▸ GOAL:
Copy the items below word for word, starting with the line that contains "histogram-bar-6 <box>362 270 411 402</box>" and going on through the line that contains "y-tick-label: 60 <box>46 209 61 223</box>".

Element placement data:
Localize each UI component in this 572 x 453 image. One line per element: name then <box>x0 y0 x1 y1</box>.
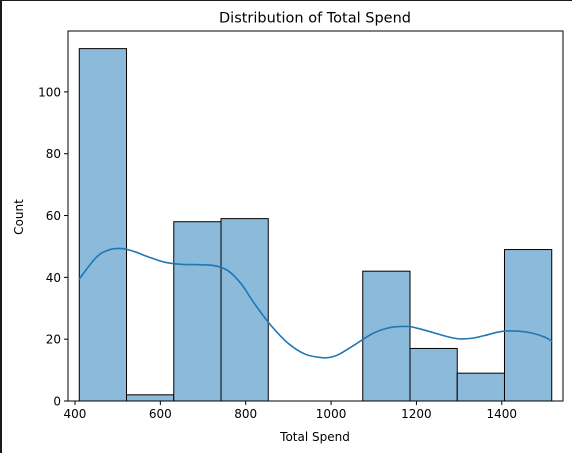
histogram-bar-6 <box>362 270 411 402</box>
histogram-bar-7 <box>409 347 458 402</box>
y-tick-label: 80 <box>46 147 61 161</box>
chart-title: Distribution of Total Spend <box>219 11 411 27</box>
histogram-bar-8 <box>456 372 505 402</box>
y-tick-label: 60 <box>46 209 61 223</box>
y-tick-label: 20 <box>46 333 61 347</box>
histogram-bar-0 <box>78 48 128 402</box>
histogram-bar-1 <box>126 394 175 402</box>
y-ticks: 0 20 40 60 80 100 <box>38 85 68 409</box>
bars-layer <box>78 48 553 402</box>
plot-frame <box>67 30 564 402</box>
x-tick-label: 800 <box>234 407 257 421</box>
histogram-bar-9 <box>503 249 553 402</box>
x-tick-label: 1000 <box>316 407 347 421</box>
window-top-edge <box>0 0 572 1</box>
kde-curve <box>78 247 553 359</box>
histogram-bar-2 <box>173 221 222 402</box>
x-axis-label: Total Spend <box>279 430 350 444</box>
x-tick-label: 400 <box>64 407 87 421</box>
x-tick-label: 1400 <box>487 407 518 421</box>
x-ticks: 400 600 800 1000 1200 1400 <box>64 401 518 421</box>
x-tick-label: 600 <box>149 407 172 421</box>
axes-layer <box>67 30 564 402</box>
window-left-edge <box>0 0 2 453</box>
kde-layer <box>78 247 553 359</box>
y-tick-label: 0 <box>53 395 61 409</box>
y-tick-label: 40 <box>46 271 61 285</box>
y-tick-label: 100 <box>38 85 61 99</box>
y-axis-label: Count <box>12 199 26 235</box>
histogram-bar-3 <box>220 218 269 402</box>
x-tick-label: 1200 <box>401 407 432 421</box>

▸ RESULT:
histogram-bar-6 <box>362 270 411 402</box>
histogram-bar-7 <box>409 347 458 402</box>
y-tick-label: 80 <box>46 147 61 161</box>
chart-title: Distribution of Total Spend <box>219 11 411 27</box>
histogram-bar-8 <box>456 372 505 402</box>
y-tick-label: 60 <box>46 209 61 223</box>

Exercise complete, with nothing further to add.